# [Objective]
Copy the lines below as they are; omit the images they contain.

# [The records]
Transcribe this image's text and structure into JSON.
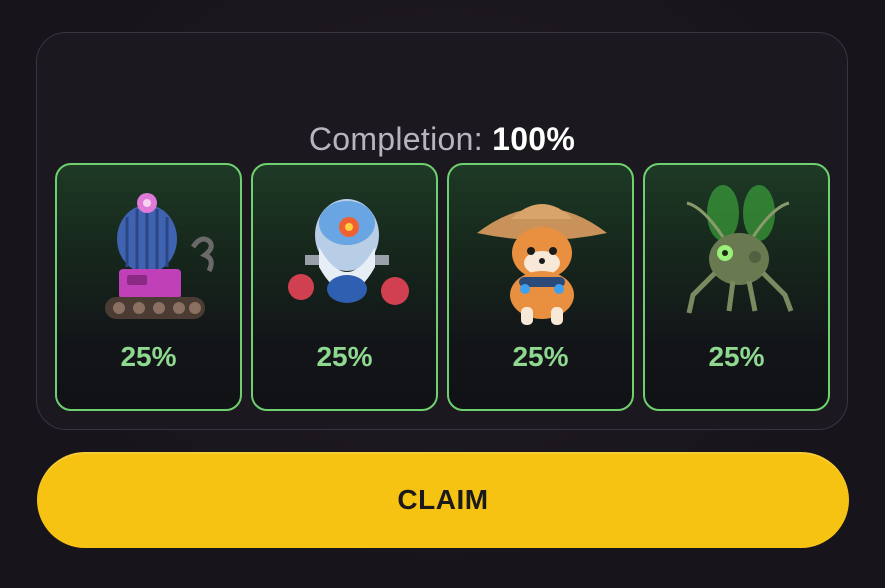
{
  "completion": {
    "label": "Completion:",
    "value": "100%"
  },
  "cards": [
    {
      "name": "cactus-tank-icon",
      "percent": "25%"
    },
    {
      "name": "boxing-robot-icon",
      "percent": "25%"
    },
    {
      "name": "shiba-dog-icon",
      "percent": "25%"
    },
    {
      "name": "mech-bug-icon",
      "percent": "25%"
    }
  ],
  "claim_button": {
    "label": "CLAIM"
  },
  "colors": {
    "background": "#1a161d",
    "card_border": "#6fd06f",
    "percent_text": "#8fd88f",
    "claim_button": "#f7c313"
  }
}
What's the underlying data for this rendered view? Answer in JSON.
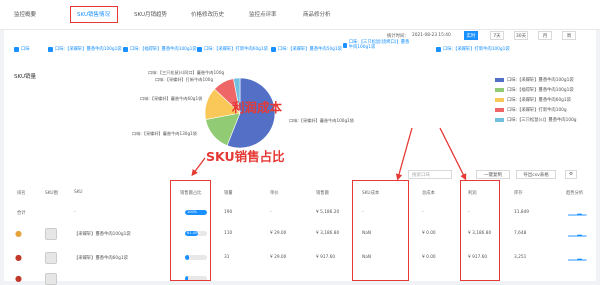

# [Exercise response]
Transcribe this image's text and structure into JSON.
{
  "completion": {
    "label": "Completion:",
    "value": "100%"
  },
  "cards": [
    {
      "name": "cactus-tank-icon",
      "percent": "25%"
    },
    {
      "name": "boxing-robot-icon",
      "percent": "25%"
    },
    {
      "name": "shiba-dog-icon",
      "percent": "25%"
    },
    {
      "name": "mech-bug-icon",
      "percent": "25%"
    }
  ],
  "claim_button": {
    "label": "CLAIM"
  },
  "colors": {
    "background": "#1a161d",
    "card_border": "#6fd06f",
    "percent_text": "#8fd88f",
    "claim_button": "#f7c313"
  }
}
What's the underlying data for this rendered view? Answer in JSON.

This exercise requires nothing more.